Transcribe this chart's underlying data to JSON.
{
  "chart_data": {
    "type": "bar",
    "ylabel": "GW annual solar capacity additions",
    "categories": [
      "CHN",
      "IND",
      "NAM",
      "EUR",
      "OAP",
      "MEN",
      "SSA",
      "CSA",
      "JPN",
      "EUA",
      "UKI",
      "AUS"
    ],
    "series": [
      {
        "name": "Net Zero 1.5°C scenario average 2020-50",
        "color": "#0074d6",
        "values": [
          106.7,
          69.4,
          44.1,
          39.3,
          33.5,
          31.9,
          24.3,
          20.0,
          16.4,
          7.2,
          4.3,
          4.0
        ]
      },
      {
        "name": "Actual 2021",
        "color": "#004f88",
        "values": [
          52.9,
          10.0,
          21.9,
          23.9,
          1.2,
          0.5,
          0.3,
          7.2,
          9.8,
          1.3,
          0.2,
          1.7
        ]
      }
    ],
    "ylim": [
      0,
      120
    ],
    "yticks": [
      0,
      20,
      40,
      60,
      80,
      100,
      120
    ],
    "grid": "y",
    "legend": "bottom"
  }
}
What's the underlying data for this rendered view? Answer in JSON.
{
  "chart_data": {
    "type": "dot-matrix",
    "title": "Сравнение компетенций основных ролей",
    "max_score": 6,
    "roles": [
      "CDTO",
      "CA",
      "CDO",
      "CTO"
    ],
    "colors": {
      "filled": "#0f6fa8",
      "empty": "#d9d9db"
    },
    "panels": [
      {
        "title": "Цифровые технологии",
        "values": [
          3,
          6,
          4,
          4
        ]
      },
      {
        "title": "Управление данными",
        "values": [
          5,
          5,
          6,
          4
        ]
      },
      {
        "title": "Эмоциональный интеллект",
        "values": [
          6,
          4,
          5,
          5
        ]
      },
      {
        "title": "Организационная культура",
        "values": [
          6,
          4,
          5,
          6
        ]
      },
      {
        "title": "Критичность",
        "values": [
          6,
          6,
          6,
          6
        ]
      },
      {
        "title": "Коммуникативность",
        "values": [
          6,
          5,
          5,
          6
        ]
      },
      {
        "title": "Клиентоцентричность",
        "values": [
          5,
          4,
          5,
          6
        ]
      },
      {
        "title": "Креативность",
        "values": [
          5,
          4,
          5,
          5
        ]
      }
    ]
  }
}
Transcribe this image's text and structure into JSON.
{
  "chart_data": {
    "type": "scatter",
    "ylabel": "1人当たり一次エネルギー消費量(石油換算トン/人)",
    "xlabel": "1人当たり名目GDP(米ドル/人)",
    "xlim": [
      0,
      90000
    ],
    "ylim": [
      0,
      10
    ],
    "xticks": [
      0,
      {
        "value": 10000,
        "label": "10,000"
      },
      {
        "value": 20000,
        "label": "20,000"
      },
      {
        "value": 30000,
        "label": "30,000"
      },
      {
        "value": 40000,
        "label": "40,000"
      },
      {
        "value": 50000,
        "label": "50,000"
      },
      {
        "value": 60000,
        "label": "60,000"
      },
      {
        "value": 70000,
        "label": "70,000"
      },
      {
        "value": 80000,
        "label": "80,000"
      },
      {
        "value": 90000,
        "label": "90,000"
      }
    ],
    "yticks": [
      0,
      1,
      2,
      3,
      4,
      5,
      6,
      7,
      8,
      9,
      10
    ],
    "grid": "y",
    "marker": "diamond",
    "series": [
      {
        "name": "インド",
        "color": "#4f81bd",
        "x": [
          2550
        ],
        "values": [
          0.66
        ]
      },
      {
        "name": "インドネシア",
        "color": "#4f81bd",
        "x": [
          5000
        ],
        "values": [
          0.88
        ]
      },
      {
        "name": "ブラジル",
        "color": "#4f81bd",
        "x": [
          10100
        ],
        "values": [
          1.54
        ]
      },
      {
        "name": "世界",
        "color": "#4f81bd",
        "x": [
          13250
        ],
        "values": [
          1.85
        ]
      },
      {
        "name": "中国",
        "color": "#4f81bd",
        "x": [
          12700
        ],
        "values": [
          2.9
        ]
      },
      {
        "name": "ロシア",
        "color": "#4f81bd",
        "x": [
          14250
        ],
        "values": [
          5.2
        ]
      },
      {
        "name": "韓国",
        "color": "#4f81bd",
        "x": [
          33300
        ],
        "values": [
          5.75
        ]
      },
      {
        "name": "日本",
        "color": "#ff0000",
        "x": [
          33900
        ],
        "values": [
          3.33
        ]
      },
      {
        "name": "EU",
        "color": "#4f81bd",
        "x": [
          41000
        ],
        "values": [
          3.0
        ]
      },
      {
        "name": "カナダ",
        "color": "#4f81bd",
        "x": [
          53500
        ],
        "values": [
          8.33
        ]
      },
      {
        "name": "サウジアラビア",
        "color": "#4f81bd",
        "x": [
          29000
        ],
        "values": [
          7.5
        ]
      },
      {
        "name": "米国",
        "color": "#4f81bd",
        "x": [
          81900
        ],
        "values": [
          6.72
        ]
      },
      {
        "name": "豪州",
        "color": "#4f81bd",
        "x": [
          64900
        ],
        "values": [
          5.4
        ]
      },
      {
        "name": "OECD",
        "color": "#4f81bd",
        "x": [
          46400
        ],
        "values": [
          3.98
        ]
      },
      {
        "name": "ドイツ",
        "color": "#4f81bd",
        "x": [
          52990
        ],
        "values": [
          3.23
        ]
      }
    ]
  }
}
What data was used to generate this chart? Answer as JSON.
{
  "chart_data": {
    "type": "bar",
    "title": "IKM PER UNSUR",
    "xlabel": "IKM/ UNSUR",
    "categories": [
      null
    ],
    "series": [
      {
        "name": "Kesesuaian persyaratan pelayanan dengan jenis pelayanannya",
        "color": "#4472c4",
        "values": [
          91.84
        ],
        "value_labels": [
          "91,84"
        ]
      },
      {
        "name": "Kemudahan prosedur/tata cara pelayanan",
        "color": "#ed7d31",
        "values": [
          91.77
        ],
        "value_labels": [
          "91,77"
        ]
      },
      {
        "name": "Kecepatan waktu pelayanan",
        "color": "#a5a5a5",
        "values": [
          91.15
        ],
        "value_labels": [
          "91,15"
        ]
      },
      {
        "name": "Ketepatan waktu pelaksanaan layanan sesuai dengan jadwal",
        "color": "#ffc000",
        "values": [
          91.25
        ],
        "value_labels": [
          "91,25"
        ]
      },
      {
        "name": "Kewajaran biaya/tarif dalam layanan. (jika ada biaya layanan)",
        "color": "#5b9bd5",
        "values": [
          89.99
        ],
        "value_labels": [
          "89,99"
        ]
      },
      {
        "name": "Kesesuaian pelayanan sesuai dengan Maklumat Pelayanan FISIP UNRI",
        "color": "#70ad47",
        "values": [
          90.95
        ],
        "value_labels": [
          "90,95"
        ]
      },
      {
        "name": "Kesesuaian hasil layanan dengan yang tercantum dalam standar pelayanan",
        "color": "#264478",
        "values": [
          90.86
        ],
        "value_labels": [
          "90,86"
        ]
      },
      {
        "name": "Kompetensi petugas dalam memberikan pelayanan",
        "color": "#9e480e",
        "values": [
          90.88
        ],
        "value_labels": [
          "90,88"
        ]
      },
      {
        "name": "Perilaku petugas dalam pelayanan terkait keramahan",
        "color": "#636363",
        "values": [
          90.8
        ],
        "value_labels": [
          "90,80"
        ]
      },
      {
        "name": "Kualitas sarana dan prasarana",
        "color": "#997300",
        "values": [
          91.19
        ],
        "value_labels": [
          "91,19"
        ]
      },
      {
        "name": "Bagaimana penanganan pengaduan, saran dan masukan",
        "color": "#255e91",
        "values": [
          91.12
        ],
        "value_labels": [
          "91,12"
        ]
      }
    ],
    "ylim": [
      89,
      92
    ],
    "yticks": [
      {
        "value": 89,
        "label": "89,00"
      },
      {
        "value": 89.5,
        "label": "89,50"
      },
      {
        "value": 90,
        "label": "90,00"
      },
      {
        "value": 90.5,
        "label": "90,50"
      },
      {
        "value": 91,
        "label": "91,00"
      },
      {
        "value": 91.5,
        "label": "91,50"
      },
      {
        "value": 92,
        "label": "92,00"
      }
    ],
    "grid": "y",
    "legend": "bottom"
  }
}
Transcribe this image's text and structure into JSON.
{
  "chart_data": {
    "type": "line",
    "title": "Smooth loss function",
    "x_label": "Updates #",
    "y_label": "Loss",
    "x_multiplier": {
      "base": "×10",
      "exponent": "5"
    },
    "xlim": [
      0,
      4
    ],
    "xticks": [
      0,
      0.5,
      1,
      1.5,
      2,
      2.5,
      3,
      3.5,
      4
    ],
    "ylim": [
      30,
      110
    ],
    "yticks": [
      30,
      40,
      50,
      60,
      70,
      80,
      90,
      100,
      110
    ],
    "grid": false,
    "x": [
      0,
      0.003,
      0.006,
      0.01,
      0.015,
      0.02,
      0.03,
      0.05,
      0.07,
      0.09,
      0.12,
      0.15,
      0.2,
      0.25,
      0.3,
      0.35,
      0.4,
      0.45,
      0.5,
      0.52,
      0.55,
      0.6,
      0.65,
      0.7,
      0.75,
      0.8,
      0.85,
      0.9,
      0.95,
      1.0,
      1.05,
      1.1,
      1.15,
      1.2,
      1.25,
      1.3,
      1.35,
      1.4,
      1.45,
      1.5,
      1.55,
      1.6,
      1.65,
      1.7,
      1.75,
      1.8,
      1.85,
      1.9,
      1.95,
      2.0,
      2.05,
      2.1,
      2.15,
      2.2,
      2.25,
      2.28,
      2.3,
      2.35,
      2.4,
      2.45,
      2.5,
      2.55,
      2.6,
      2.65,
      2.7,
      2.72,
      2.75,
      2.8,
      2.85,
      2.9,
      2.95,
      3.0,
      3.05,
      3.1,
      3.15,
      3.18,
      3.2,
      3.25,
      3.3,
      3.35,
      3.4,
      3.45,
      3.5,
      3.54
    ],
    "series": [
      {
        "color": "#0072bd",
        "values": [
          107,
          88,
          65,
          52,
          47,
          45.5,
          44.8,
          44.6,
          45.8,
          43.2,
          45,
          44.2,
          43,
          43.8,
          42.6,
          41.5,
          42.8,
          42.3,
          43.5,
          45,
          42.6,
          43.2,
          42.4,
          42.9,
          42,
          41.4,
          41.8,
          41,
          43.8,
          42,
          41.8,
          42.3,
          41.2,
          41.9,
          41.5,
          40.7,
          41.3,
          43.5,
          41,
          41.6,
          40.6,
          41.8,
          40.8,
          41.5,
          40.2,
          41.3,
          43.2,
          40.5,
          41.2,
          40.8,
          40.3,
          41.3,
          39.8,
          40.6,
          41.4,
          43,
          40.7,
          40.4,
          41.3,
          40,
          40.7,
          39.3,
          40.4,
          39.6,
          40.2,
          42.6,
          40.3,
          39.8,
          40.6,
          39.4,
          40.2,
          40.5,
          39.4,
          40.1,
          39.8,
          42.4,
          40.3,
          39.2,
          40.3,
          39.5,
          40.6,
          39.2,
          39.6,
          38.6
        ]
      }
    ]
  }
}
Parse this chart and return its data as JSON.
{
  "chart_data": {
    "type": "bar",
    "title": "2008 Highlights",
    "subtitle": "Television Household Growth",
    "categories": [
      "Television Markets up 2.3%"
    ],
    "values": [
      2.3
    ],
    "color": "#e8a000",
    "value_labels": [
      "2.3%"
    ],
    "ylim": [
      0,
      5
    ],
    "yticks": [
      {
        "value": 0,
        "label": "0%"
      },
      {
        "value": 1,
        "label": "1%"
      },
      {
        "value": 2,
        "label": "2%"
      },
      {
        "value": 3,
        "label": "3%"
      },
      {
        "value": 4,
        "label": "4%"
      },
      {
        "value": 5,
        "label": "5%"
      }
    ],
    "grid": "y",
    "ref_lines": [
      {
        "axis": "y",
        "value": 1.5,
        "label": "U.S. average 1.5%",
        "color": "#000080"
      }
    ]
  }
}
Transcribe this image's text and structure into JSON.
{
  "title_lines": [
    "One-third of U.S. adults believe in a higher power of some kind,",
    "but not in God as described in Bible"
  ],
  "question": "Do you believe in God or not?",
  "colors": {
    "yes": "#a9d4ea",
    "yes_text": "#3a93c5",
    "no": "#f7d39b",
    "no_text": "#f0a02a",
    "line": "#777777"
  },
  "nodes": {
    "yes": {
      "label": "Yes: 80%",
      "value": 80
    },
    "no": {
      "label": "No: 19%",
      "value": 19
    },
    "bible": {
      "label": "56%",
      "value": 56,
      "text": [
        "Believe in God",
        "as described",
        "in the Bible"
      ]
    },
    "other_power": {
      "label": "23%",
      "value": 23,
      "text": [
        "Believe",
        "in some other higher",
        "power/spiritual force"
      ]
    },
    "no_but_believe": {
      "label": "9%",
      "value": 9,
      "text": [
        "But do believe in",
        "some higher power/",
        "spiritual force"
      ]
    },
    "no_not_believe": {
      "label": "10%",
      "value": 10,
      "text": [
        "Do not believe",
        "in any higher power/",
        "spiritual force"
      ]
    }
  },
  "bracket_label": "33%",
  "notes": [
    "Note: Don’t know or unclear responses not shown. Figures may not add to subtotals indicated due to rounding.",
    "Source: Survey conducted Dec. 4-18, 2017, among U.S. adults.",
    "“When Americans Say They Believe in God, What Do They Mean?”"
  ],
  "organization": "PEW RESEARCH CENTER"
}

______________________________

#### Work required
Look through the entries above for the word "adults". Copy every line where it shows up.

#### Exercise answer
    "One-third of U.S. adults believe in a higher power of some kind,",
    "Source: Survey conducted Dec. 4-18, 2017, among U.S. adults.",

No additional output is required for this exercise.